WHAT TO WORK ON:
Leave out the pictures and transcribe everything else exactly.

---

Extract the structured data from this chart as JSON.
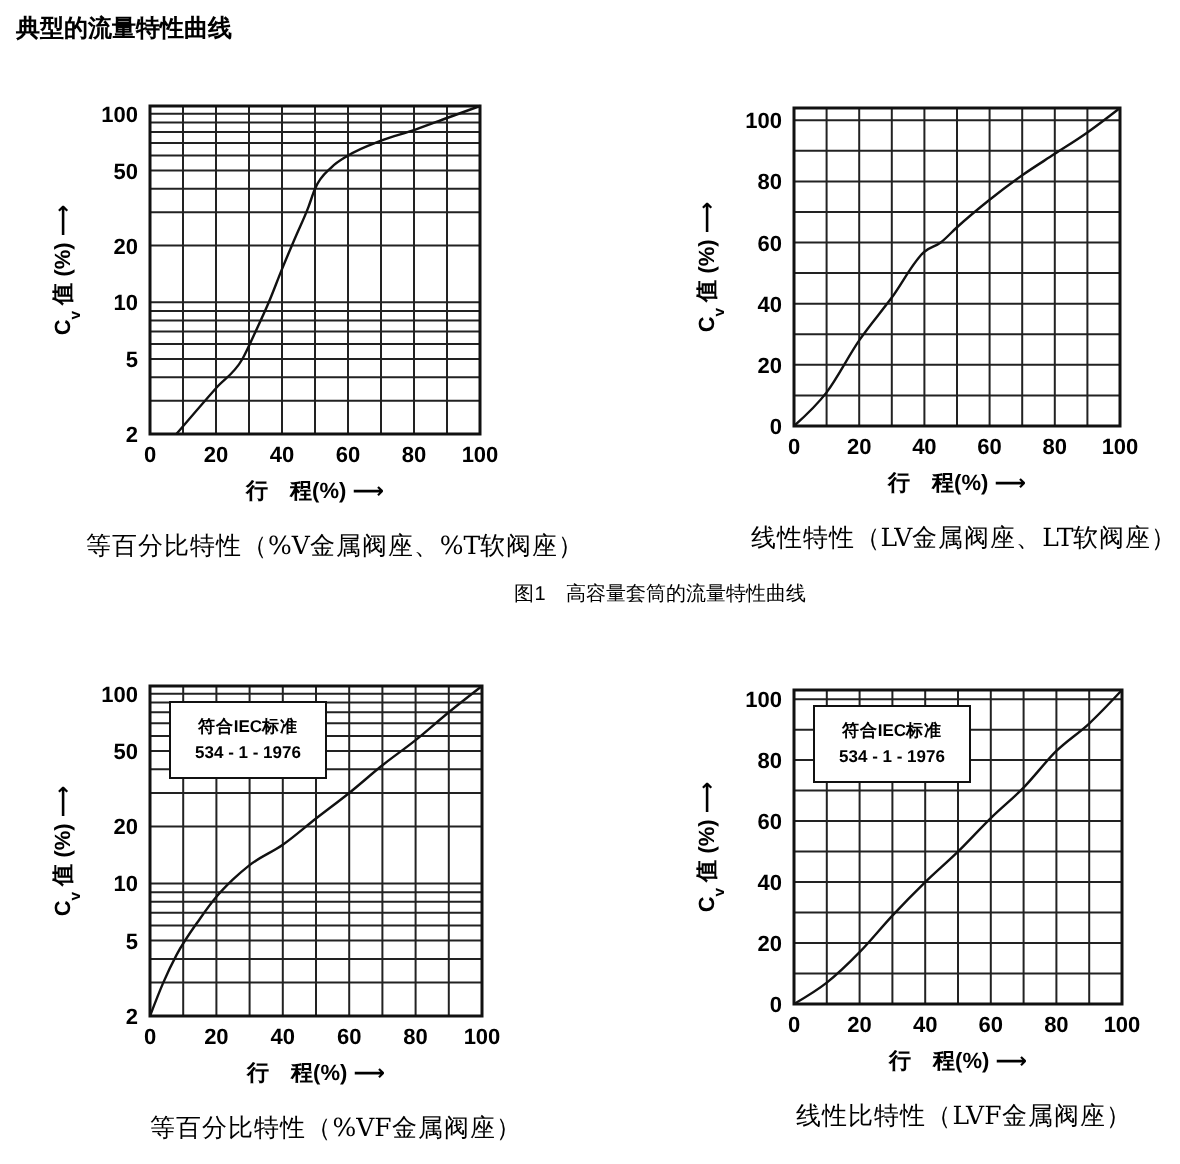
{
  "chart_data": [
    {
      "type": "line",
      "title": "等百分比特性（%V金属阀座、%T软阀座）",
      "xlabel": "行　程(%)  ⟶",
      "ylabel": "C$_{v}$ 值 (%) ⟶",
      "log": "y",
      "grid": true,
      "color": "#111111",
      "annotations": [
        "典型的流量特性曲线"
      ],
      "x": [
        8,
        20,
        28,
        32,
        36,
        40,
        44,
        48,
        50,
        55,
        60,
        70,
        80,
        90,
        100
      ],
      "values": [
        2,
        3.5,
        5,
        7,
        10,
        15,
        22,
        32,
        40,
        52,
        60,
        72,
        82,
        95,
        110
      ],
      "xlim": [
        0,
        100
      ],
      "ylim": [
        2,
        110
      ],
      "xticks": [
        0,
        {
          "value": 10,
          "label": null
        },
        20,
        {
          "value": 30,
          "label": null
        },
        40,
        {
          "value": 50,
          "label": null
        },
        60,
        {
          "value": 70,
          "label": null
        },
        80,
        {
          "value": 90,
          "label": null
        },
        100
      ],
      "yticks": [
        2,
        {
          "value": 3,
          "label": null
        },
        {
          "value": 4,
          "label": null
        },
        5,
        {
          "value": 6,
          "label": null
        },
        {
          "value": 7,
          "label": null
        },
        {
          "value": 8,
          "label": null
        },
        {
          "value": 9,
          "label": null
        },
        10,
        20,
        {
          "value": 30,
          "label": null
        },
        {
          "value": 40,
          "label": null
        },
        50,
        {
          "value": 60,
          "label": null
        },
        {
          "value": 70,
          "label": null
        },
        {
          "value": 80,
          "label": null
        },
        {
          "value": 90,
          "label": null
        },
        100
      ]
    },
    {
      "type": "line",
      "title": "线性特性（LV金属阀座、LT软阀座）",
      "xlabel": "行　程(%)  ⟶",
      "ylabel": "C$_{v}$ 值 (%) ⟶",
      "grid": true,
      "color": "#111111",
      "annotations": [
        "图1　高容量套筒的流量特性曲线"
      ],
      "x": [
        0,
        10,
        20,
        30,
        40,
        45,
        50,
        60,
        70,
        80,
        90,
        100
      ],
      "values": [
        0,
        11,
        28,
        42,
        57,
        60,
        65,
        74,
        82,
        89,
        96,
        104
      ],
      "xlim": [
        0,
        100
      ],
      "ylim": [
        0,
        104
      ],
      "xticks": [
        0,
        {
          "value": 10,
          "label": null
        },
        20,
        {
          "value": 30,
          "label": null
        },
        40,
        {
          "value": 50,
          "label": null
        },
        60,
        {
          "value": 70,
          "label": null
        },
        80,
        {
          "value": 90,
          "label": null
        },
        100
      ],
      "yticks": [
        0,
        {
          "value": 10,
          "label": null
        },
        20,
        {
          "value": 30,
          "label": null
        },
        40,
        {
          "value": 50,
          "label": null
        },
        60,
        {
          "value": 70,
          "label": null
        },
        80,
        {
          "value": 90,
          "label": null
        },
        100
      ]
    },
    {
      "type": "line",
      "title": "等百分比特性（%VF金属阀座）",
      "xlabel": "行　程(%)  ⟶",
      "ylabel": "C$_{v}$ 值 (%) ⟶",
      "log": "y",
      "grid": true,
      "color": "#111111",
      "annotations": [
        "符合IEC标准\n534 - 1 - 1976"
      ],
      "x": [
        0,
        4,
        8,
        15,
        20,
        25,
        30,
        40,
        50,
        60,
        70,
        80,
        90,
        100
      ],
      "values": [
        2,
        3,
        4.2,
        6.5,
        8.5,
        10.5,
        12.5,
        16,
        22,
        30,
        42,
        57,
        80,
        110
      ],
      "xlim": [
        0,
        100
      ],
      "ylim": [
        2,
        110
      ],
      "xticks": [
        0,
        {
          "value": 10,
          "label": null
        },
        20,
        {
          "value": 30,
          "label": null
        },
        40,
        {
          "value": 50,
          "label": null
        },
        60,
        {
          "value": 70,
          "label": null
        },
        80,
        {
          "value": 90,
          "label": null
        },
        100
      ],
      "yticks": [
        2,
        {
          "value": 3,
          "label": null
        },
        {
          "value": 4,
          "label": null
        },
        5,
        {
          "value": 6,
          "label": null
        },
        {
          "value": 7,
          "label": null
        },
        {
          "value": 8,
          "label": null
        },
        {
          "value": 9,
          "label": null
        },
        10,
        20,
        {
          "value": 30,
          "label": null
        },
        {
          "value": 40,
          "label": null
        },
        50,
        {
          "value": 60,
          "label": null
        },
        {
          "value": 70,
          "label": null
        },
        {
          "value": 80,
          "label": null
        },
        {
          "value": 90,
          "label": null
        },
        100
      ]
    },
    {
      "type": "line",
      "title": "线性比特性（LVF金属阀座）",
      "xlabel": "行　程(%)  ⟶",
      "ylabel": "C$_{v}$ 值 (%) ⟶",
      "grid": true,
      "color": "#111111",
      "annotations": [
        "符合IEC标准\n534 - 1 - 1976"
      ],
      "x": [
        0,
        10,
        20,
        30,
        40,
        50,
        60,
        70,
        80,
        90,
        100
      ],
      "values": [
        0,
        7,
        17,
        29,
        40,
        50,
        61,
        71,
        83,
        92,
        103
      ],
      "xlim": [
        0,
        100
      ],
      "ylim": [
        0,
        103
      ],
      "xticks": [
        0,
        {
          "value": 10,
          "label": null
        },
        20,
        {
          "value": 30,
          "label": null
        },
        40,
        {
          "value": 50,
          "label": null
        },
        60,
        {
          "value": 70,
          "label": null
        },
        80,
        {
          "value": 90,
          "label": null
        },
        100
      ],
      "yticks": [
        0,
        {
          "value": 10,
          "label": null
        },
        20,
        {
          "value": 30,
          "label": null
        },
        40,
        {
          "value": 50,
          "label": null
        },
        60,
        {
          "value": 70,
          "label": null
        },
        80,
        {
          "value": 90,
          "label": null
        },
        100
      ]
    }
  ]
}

---

THE REPLY:
Extract the structured data from this chart as JSON.
{
  "chart_data": [
    {
      "type": "line",
      "title": "等百分比特性（%V金属阀座、%T软阀座）",
      "xlabel": "行　程(%)  ⟶",
      "ylabel": "C$_{v}$ 值 (%) ⟶",
      "log": "y",
      "grid": true,
      "color": "#111111",
      "annotations": [
        "典型的流量特性曲线"
      ],
      "x": [
        8,
        20,
        28,
        32,
        36,
        40,
        44,
        48,
        50,
        55,
        60,
        70,
        80,
        90,
        100
      ],
      "values": [
        2,
        3.5,
        5,
        7,
        10,
        15,
        22,
        32,
        40,
        52,
        60,
        72,
        82,
        95,
        110
      ],
      "xlim": [
        0,
        100
      ],
      "ylim": [
        2,
        110
      ],
      "xticks": [
        0,
        {
          "value": 10,
          "label": null
        },
        20,
        {
          "value": 30,
          "label": null
        },
        40,
        {
          "value": 50,
          "label": null
        },
        60,
        {
          "value": 70,
          "label": null
        },
        80,
        {
          "value": 90,
          "label": null
        },
        100
      ],
      "yticks": [
        2,
        {
          "value": 3,
          "label": null
        },
        {
          "value": 4,
          "label": null
        },
        5,
        {
          "value": 6,
          "label": null
        },
        {
          "value": 7,
          "label": null
        },
        {
          "value": 8,
          "label": null
        },
        {
          "value": 9,
          "label": null
        },
        10,
        20,
        {
          "value": 30,
          "label": null
        },
        {
          "value": 40,
          "label": null
        },
        50,
        {
          "value": 60,
          "label": null
        },
        {
          "value": 70,
          "label": null
        },
        {
          "value": 80,
          "label": null
        },
        {
          "value": 90,
          "label": null
        },
        100
      ]
    },
    {
      "type": "line",
      "title": "线性特性（LV金属阀座、LT软阀座）",
      "xlabel": "行　程(%)  ⟶",
      "ylabel": "C$_{v}$ 值 (%) ⟶",
      "grid": true,
      "color": "#111111",
      "annotations": [
        "图1　高容量套筒的流量特性曲线"
      ],
      "x": [
        0,
        10,
        20,
        30,
        40,
        45,
        50,
        60,
        70,
        80,
        90,
        100
      ],
      "values": [
        0,
        11,
        28,
        42,
        57,
        60,
        65,
        74,
        82,
        89,
        96,
        104
      ],
      "xlim": [
        0,
        100
      ],
      "ylim": [
        0,
        104
      ],
      "xticks": [
        0,
        {
          "value": 10,
          "label": null
        },
        20,
        {
          "value": 30,
          "label": null
        },
        40,
        {
          "value": 50,
          "label": null
        },
        60,
        {
          "value": 70,
          "label": null
        },
        80,
        {
          "value": 90,
          "label": null
        },
        100
      ],
      "yticks": [
        0,
        {
          "value": 10,
          "label": null
        },
        20,
        {
          "value": 30,
          "label": null
        },
        40,
        {
          "value": 50,
          "label": null
        },
        60,
        {
          "value": 70,
          "label": null
        },
        80,
        {
          "value": 90,
          "label": null
        },
        100
      ]
    },
    {
      "type": "line",
      "title": "等百分比特性（%VF金属阀座）",
      "xlabel": "行　程(%)  ⟶",
      "ylabel": "C$_{v}$ 值 (%) ⟶",
      "log": "y",
      "grid": true,
      "color": "#111111",
      "annotations": [
        "符合IEC标准\n534 - 1 - 1976"
      ],
      "x": [
        0,
        4,
        8,
        15,
        20,
        25,
        30,
        40,
        50,
        60,
        70,
        80,
        90,
        100
      ],
      "values": [
        2,
        3,
        4.2,
        6.5,
        8.5,
        10.5,
        12.5,
        16,
        22,
        30,
        42,
        57,
        80,
        110
      ],
      "xlim": [
        0,
        100
      ],
      "ylim": [
        2,
        110
      ],
      "xticks": [
        0,
        {
          "value": 10,
          "label": null
        },
        20,
        {
          "value": 30,
          "label": null
        },
        40,
        {
          "value": 50,
          "label": null
        },
        60,
        {
          "value": 70,
          "label": null
        },
        80,
        {
          "value": 90,
          "label": null
        },
        100
      ],
      "yticks": [
        2,
        {
          "value": 3,
          "label": null
        },
        {
          "value": 4,
          "label": null
        },
        5,
        {
          "value": 6,
          "label": null
        },
        {
          "value": 7,
          "label": null
        },
        {
          "value": 8,
          "label": null
        },
        {
          "value": 9,
          "label": null
        },
        10,
        20,
        {
          "value": 30,
          "label": null
        },
        {
          "value": 40,
          "label": null
        },
        50,
        {
          "value": 60,
          "label": null
        },
        {
          "value": 70,
          "label": null
        },
        {
          "value": 80,
          "label": null
        },
        {
          "value": 90,
          "label": null
        },
        100
      ]
    },
    {
      "type": "line",
      "title": "线性比特性（LVF金属阀座）",
      "xlabel": "行　程(%)  ⟶",
      "ylabel": "C$_{v}$ 值 (%) ⟶",
      "grid": true,
      "color": "#111111",
      "annotations": [
        "符合IEC标准\n534 - 1 - 1976"
      ],
      "x": [
        0,
        10,
        20,
        30,
        40,
        50,
        60,
        70,
        80,
        90,
        100
      ],
      "values": [
        0,
        7,
        17,
        29,
        40,
        50,
        61,
        71,
        83,
        92,
        103
      ],
      "xlim": [
        0,
        100
      ],
      "ylim": [
        0,
        103
      ],
      "xticks": [
        0,
        {
          "value": 10,
          "label": null
        },
        20,
        {
          "value": 30,
          "label": null
        },
        40,
        {
          "value": 50,
          "label": null
        },
        60,
        {
          "value": 70,
          "label": null
        },
        80,
        {
          "value": 90,
          "label": null
        },
        100
      ],
      "yticks": [
        0,
        {
          "value": 10,
          "label": null
        },
        20,
        {
          "value": 30,
          "label": null
        },
        40,
        {
          "value": 50,
          "label": null
        },
        60,
        {
          "value": 70,
          "label": null
        },
        80,
        {
          "value": 90,
          "label": null
        },
        100
      ]
    }
  ]
}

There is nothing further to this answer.